### Action item
Find and return every line of the data that contains the word "Maul".

Data excerpts:
===

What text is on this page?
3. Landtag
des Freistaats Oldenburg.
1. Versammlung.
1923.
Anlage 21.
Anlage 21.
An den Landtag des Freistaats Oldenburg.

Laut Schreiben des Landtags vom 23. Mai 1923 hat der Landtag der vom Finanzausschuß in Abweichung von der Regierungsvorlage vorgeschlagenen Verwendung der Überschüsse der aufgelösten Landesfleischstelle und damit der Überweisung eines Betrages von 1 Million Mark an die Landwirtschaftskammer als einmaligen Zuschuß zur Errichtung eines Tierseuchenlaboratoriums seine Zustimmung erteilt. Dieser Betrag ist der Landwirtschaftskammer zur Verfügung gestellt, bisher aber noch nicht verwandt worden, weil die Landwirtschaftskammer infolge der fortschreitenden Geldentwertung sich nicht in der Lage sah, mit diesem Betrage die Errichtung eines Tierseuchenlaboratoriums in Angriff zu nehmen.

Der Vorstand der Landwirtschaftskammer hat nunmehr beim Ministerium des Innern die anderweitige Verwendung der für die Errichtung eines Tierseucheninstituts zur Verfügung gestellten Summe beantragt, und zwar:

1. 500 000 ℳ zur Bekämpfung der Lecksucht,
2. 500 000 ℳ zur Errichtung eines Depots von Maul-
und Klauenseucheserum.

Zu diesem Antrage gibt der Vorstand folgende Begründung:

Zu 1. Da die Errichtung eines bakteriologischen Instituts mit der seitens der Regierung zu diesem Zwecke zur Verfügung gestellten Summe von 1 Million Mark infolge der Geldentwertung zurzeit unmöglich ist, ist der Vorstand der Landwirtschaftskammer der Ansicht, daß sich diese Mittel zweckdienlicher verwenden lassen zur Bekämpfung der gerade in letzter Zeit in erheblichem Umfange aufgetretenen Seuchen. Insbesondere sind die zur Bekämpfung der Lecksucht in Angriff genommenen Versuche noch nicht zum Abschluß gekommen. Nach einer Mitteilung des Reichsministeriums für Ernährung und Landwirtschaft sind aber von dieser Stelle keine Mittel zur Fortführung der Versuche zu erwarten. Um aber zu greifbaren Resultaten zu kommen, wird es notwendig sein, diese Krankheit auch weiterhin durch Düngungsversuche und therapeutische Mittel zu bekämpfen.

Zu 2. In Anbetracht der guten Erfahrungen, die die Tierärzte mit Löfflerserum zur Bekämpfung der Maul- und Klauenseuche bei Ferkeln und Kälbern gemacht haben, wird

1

===

### Answer area
2. 500 000 ℳ zur Errichtung eines Depots von Maul-
Zu 2. In Anbetracht der guten Erfahrungen, die die Tierärzte mit Löfflerserum zur Bekämpfung der Maul- und Klauenseuche bei Ferkeln und Kälbern gemacht haben, wird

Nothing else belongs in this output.